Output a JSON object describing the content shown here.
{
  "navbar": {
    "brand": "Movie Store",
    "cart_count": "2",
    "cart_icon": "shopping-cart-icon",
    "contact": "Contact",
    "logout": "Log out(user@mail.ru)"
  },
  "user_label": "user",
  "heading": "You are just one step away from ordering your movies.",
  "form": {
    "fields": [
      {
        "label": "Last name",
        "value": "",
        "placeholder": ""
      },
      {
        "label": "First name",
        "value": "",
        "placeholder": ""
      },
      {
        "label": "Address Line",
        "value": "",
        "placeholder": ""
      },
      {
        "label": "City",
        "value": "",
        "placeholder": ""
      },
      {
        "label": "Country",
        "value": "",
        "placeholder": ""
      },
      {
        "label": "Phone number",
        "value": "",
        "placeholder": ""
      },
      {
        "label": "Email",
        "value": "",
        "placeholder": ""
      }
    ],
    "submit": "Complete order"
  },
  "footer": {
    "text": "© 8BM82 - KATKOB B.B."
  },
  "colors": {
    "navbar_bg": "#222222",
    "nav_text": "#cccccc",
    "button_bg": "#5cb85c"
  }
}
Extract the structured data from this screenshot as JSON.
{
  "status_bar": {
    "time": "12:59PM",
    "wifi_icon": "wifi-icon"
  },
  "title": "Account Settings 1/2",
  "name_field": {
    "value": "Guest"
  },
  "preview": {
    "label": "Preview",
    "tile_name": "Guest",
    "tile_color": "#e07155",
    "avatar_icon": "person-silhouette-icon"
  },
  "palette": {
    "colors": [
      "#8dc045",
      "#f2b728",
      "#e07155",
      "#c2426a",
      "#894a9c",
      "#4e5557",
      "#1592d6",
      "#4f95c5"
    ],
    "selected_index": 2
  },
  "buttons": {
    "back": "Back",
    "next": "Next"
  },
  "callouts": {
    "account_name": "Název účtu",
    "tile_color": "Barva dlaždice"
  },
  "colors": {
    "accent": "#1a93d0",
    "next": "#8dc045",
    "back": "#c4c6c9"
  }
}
====
**What is being asked:** Transcribe word for word the lines from the one holding "Extract the structured" to the last line of the listing above, inclusive.

**Worked solution:**
Extract the structured data from this screenshot as JSON.
{
  "status_bar": {
    "time": "12:59PM",
    "wifi_icon": "wifi-icon"
  },
  "title": "Account Settings 1/2",
  "name_field": {
    "value": "Guest"
  },
  "preview": {
    "label": "Preview",
    "tile_name": "Guest",
    "tile_color": "#e07155",
    "avatar_icon": "person-silhouette-icon"
  },
  "palette": {
    "colors": [
      "#8dc045",
      "#f2b728",
      "#e07155",
      "#c2426a",
      "#894a9c",
      "#4e5557",
      "#1592d6",
      "#4f95c5"
    ],
    "selected_index": 2
  },
  "buttons": {
    "back": "Back",
    "next": "Next"
  },
  "callouts": {
    "account_name": "Název účtu",
    "tile_color": "Barva dlaždice"
  },
  "colors": {
    "accent": "#1a93d0",
    "next": "#8dc045",
    "back": "#c4c6c9"
  }
}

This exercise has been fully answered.